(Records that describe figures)
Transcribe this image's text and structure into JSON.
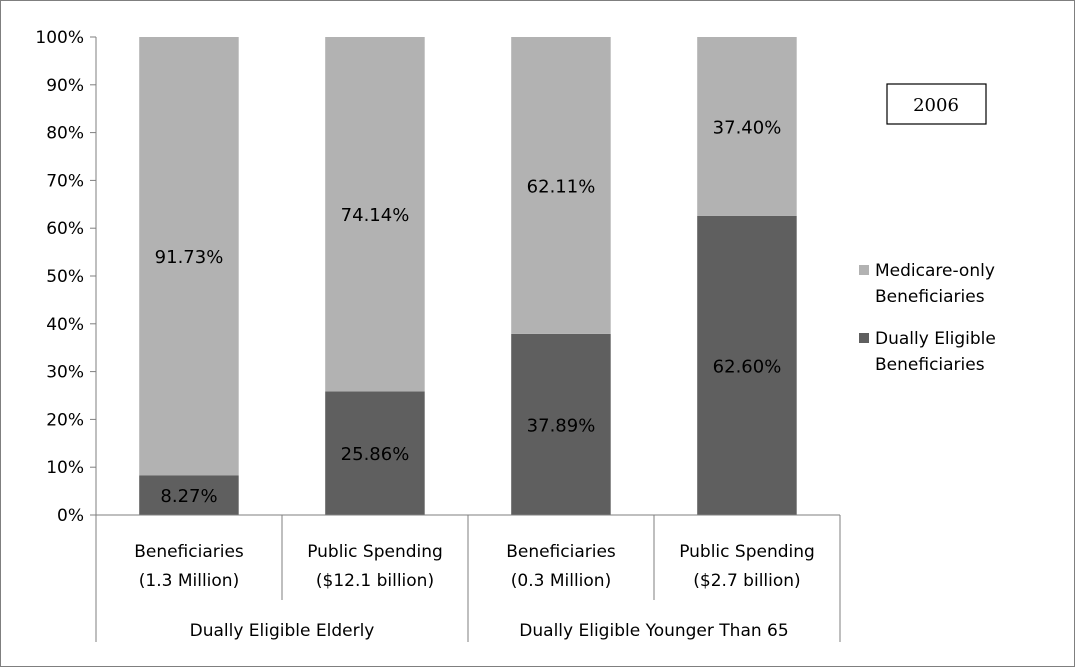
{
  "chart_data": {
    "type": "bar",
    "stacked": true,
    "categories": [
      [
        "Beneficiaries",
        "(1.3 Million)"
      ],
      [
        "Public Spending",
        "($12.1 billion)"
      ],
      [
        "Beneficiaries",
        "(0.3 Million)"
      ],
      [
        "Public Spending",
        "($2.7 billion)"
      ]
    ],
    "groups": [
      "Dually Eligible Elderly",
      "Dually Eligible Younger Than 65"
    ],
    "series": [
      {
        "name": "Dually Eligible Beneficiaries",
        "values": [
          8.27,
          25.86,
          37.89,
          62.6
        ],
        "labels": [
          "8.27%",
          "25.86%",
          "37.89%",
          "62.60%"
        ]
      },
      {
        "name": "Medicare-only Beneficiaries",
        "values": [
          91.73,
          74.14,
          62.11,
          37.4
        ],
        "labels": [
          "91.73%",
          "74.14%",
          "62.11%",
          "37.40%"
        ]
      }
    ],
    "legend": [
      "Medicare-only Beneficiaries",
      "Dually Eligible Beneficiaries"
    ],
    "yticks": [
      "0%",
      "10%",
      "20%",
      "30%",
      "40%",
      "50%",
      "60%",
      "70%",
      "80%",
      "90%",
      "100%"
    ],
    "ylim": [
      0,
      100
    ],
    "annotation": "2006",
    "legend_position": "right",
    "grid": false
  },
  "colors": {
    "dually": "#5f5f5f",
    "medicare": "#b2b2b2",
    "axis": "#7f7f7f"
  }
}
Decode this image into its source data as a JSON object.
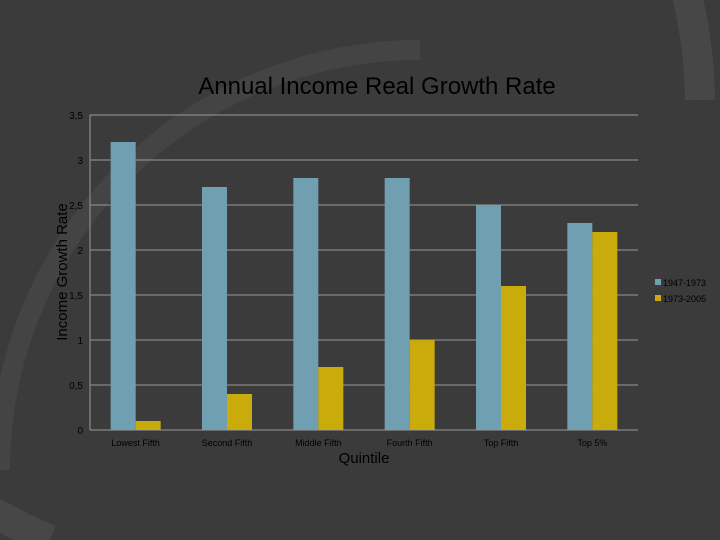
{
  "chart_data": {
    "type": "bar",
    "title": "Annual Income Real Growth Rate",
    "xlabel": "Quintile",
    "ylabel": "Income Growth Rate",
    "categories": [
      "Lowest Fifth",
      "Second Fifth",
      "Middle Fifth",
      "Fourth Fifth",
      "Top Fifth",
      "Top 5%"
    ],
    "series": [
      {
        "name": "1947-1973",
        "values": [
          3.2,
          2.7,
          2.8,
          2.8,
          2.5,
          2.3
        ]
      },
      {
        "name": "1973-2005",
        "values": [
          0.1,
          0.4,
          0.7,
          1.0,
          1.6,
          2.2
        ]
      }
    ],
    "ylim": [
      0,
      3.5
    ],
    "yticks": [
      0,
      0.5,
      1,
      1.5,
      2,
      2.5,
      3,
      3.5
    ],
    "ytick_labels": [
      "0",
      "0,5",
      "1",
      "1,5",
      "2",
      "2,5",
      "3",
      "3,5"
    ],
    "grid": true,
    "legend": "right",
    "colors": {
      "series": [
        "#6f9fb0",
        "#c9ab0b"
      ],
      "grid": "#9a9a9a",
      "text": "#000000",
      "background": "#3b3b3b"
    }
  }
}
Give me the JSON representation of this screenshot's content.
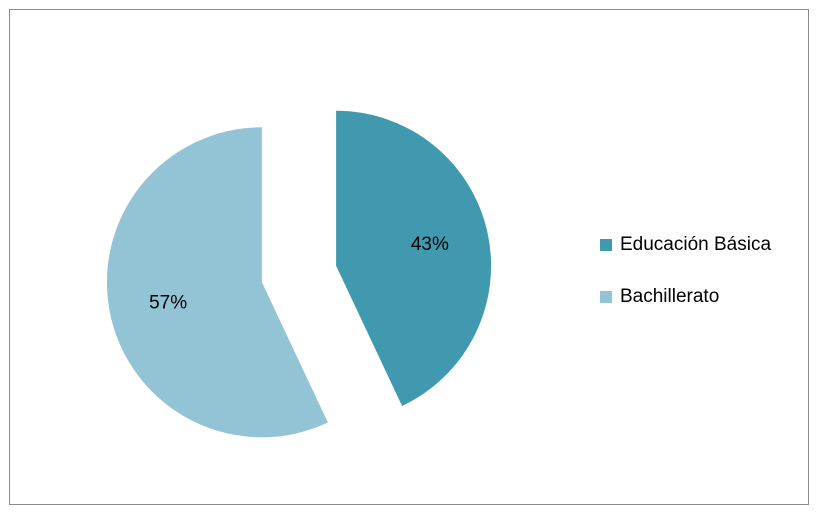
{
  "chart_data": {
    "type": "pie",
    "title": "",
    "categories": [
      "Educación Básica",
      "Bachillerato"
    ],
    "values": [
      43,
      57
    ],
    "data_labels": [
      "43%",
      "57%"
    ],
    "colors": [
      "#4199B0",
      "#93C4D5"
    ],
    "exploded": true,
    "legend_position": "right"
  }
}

THE REQUEST:
Copy out all lines where the word "true" appears.

ANSWER TO THIS EXERCISE:
    "stacked": true,
    "grid": true,
    "exploded": true,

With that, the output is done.